* Task statement *
Copy the records below exactly, omitting any pictures they contain.

* Dataset entries *
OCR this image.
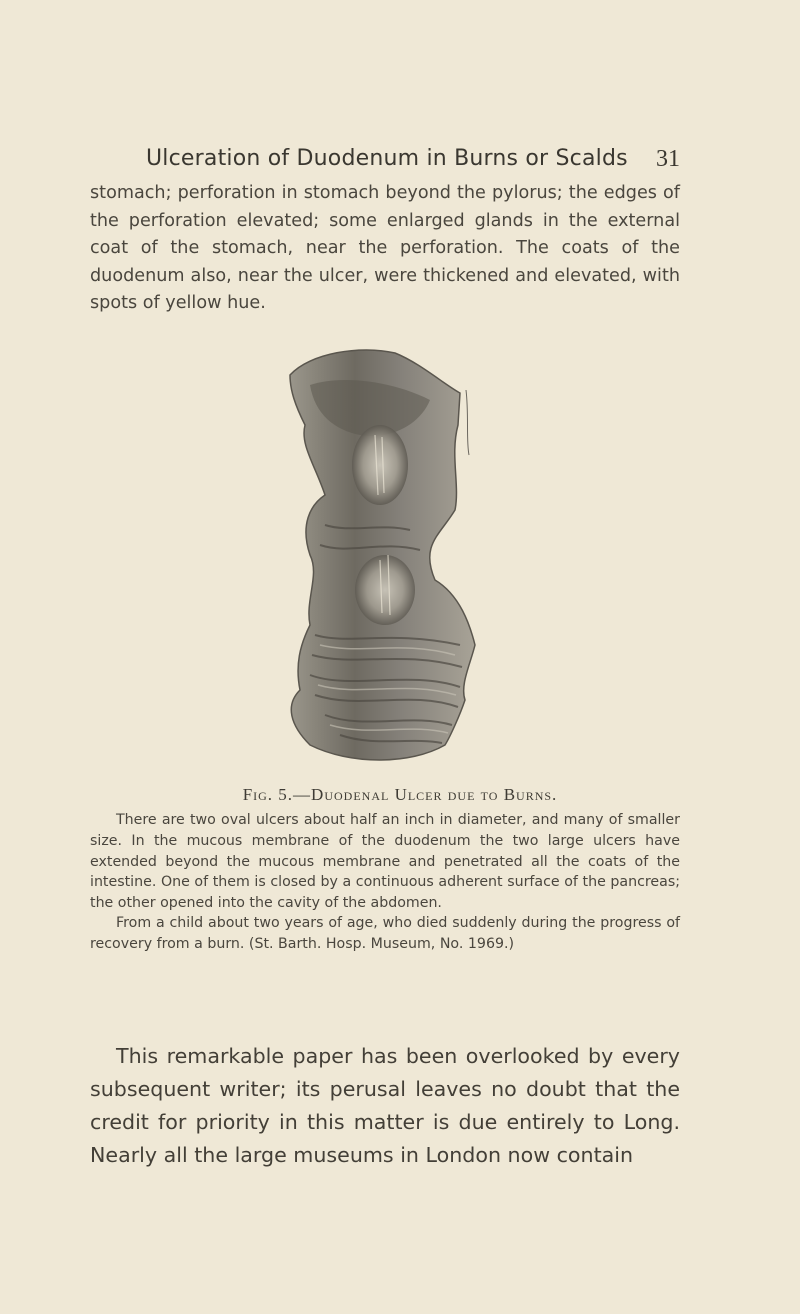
Ulceration of Duodenum in Burns or Scalds 31

stomach; perforation in stomach beyond the pylorus; the edges of the perforation elevated; some enlarged glands in the external coat of the stomach, near the perforation. The coats of the duodenum also, near the ulcer, were thickened and elevated, with spots of yellow hue.

Fig. 5.—Duodenal Ulcer due to Burns.

There are two oval ulcers about half an inch in diameter, and many of smaller size. In the mucous membrane of the duodenum the two large ulcers have extended beyond the mucous membrane and penetrated all the coats of the intestine. One of them is closed by a continuous adherent surface of the pancreas; the other opened into the cavity of the abdomen.

From a child about two years of age, who died suddenly during the progress of recovery from a burn. (St. Barth. Hosp. Museum, No. 1969.)

This remarkable paper has been overlooked by every subsequent writer; its perusal leaves no doubt that the credit for priority in this matter is due entirely to Long. Nearly all the large museums in London now contain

* Output below *
OCR this image.
Ulceration of Duodenum in Burns or Scalds 31

stomach; perforation in stomach beyond the pylorus; the edges of the perforation elevated; some enlarged glands in the external coat of the stomach, near the perforation. The coats of the duodenum also, near the ulcer, were thickened and elevated, with spots of yellow hue.

Fig. 5.—Duodenal Ulcer due to Burns.

There are two oval ulcers about half an inch in diameter, and many of smaller size. In the mucous membrane of the duodenum the two large ulcers have extended beyond the mucous membrane and penetrated all the coats of the intestine. One of them is closed by a continuous adherent surface of the pancreas; the other opened into the cavity of the abdomen.

From a child about two years of age, who died suddenly during the progress of recovery from a burn. (St. Barth. Hosp. Museum, No. 1969.)

This remarkable paper has been overlooked by every subsequent writer; its perusal leaves no doubt that the credit for priority in this matter is due entirely to Long. Nearly all the large museums in London now contain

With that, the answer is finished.